| Entries supplied |
━━━━
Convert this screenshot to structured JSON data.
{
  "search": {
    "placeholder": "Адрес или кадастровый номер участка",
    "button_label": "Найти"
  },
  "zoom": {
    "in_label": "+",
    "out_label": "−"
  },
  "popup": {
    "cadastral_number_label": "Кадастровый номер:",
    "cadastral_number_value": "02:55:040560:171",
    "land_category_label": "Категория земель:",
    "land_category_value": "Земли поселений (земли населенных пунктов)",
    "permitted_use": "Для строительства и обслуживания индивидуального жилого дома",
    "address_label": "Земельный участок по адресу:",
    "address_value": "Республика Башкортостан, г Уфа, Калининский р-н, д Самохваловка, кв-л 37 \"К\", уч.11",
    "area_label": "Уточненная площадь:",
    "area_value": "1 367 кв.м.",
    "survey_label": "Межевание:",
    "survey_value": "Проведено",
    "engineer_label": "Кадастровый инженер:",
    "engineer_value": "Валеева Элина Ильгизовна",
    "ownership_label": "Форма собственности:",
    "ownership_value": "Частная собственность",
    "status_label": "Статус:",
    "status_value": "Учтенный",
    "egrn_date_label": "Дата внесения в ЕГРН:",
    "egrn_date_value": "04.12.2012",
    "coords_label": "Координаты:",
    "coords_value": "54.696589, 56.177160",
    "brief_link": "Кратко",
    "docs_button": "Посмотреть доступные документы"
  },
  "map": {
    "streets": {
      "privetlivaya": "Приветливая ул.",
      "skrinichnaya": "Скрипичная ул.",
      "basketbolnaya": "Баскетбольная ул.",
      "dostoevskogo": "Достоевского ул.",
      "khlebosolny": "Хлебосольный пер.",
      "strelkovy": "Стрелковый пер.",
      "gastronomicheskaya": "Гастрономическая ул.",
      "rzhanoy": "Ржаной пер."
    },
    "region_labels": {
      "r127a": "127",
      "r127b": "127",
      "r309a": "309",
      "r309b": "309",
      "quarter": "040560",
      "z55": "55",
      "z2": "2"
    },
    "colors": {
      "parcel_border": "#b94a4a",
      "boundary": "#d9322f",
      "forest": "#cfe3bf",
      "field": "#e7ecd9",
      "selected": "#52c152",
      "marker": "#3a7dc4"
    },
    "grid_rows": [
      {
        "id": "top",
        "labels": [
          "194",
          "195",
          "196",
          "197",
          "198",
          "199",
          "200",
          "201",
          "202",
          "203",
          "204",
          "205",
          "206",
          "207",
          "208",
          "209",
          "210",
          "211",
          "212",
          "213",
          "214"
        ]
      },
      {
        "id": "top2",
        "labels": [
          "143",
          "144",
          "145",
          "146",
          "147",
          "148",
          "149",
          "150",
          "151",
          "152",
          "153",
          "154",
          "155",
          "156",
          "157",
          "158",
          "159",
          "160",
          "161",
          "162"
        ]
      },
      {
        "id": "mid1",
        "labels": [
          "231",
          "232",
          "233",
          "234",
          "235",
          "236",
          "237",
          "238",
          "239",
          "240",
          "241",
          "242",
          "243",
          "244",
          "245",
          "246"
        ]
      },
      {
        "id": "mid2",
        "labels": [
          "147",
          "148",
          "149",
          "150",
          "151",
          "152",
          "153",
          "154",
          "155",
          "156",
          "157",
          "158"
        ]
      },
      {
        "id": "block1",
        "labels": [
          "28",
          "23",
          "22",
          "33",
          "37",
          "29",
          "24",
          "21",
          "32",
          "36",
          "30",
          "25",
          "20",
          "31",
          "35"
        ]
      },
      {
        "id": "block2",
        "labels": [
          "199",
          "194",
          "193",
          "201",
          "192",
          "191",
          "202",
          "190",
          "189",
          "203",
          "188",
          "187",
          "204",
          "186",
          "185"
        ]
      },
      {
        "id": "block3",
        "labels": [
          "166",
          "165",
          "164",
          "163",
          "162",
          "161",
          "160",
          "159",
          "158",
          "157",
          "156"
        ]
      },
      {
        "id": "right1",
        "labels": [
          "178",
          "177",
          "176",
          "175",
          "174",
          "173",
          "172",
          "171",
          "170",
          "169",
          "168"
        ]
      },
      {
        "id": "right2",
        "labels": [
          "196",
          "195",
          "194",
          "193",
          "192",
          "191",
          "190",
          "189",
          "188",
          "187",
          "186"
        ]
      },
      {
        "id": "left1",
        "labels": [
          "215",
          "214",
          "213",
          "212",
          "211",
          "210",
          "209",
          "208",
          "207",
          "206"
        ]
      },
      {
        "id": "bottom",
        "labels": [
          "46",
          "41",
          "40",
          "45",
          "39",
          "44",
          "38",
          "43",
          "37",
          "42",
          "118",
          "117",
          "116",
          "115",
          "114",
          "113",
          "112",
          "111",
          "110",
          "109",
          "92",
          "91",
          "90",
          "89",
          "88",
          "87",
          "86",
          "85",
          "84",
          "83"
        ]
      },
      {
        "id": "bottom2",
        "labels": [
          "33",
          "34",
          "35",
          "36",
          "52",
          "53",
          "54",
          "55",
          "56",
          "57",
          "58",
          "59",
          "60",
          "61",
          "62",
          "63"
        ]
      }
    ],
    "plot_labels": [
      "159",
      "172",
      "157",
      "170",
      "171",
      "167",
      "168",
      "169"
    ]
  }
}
━━━━
| Task goal |
Your task is to reproduce all of the records exactly.

| Task output |
Convert this screenshot to structured JSON data.
{
  "search": {
    "placeholder": "Адрес или кадастровый номер участка",
    "button_label": "Найти"
  },
  "zoom": {
    "in_label": "+",
    "out_label": "−"
  },
  "popup": {
    "cadastral_number_label": "Кадастровый номер:",
    "cadastral_number_value": "02:55:040560:171",
    "land_category_label": "Категория земель:",
    "land_category_value": "Земли поселений (земли населенных пунктов)",
    "permitted_use": "Для строительства и обслуживания индивидуального жилого дома",
    "address_label": "Земельный участок по адресу:",
    "address_value": "Республика Башкортостан, г Уфа, Калининский р-н, д Самохваловка, кв-л 37 \"К\", уч.11",
    "area_label": "Уточненная площадь:",
    "area_value": "1 367 кв.м.",
    "survey_label": "Межевание:",
    "survey_value": "Проведено",
    "engineer_label": "Кадастровый инженер:",
    "engineer_value": "Валеева Элина Ильгизовна",
    "ownership_label": "Форма собственности:",
    "ownership_value": "Частная собственность",
    "status_label": "Статус:",
    "status_value": "Учтенный",
    "egrn_date_label": "Дата внесения в ЕГРН:",
    "egrn_date_value": "04.12.2012",
    "coords_label": "Координаты:",
    "coords_value": "54.696589, 56.177160",
    "brief_link": "Кратко",
    "docs_button": "Посмотреть доступные документы"
  },
  "map": {
    "streets": {
      "privetlivaya": "Приветливая ул.",
      "skrinichnaya": "Скрипичная ул.",
      "basketbolnaya": "Баскетбольная ул.",
      "dostoevskogo": "Достоевского ул.",
      "khlebosolny": "Хлебосольный пер.",
      "strelkovy": "Стрелковый пер.",
      "gastronomicheskaya": "Гастрономическая ул.",
      "rzhanoy": "Ржаной пер."
    },
    "region_labels": {
      "r127a": "127",
      "r127b": "127",
      "r309a": "309",
      "r309b": "309",
      "quarter": "040560",
      "z55": "55",
      "z2": "2"
    },
    "colors": {
      "parcel_border": "#b94a4a",
      "boundary": "#d9322f",
      "forest": "#cfe3bf",
      "field": "#e7ecd9",
      "selected": "#52c152",
      "marker": "#3a7dc4"
    },
    "grid_rows": [
      {
        "id": "top",
        "labels": [
          "194",
          "195",
          "196",
          "197",
          "198",
          "199",
          "200",
          "201",
          "202",
          "203",
          "204",
          "205",
          "206",
          "207",
          "208",
          "209",
          "210",
          "211",
          "212",
          "213",
          "214"
        ]
      },
      {
        "id": "top2",
        "labels": [
          "143",
          "144",
          "145",
          "146",
          "147",
          "148",
          "149",
          "150",
          "151",
          "152",
          "153",
          "154",
          "155",
          "156",
          "157",
          "158",
          "159",
          "160",
          "161",
          "162"
        ]
      },
      {
        "id": "mid1",
        "labels": [
          "231",
          "232",
          "233",
          "234",
          "235",
          "236",
          "237",
          "238",
          "239",
          "240",
          "241",
          "242",
          "243",
          "244",
          "245",
          "246"
        ]
      },
      {
        "id": "mid2",
        "labels": [
          "147",
          "148",
          "149",
          "150",
          "151",
          "152",
          "153",
          "154",
          "155",
          "156",
          "157",
          "158"
        ]
      },
      {
        "id": "block1",
        "labels": [
          "28",
          "23",
          "22",
          "33",
          "37",
          "29",
          "24",
          "21",
          "32",
          "36",
          "30",
          "25",
          "20",
          "31",
          "35"
        ]
      },
      {
        "id": "block2",
        "labels": [
          "199",
          "194",
          "193",
          "201",
          "192",
          "191",
          "202",
          "190",
          "189",
          "203",
          "188",
          "187",
          "204",
          "186",
          "185"
        ]
      },
      {
        "id": "block3",
        "labels": [
          "166",
          "165",
          "164",
          "163",
          "162",
          "161",
          "160",
          "159",
          "158",
          "157",
          "156"
        ]
      },
      {
        "id": "right1",
        "labels": [
          "178",
          "177",
          "176",
          "175",
          "174",
          "173",
          "172",
          "171",
          "170",
          "169",
          "168"
        ]
      },
      {
        "id": "right2",
        "labels": [
          "196",
          "195",
          "194",
          "193",
          "192",
          "191",
          "190",
          "189",
          "188",
          "187",
          "186"
        ]
      },
      {
        "id": "left1",
        "labels": [
          "215",
          "214",
          "213",
          "212",
          "211",
          "210",
          "209",
          "208",
          "207",
          "206"
        ]
      },
      {
        "id": "bottom",
        "labels": [
          "46",
          "41",
          "40",
          "45",
          "39",
          "44",
          "38",
          "43",
          "37",
          "42",
          "118",
          "117",
          "116",
          "115",
          "114",
          "113",
          "112",
          "111",
          "110",
          "109",
          "92",
          "91",
          "90",
          "89",
          "88",
          "87",
          "86",
          "85",
          "84",
          "83"
        ]
      },
      {
        "id": "bottom2",
        "labels": [
          "33",
          "34",
          "35",
          "36",
          "52",
          "53",
          "54",
          "55",
          "56",
          "57",
          "58",
          "59",
          "60",
          "61",
          "62",
          "63"
        ]
      }
    ],
    "plot_labels": [
      "159",
      "172",
      "157",
      "170",
      "171",
      "167",
      "168",
      "169"
    ]
  }
}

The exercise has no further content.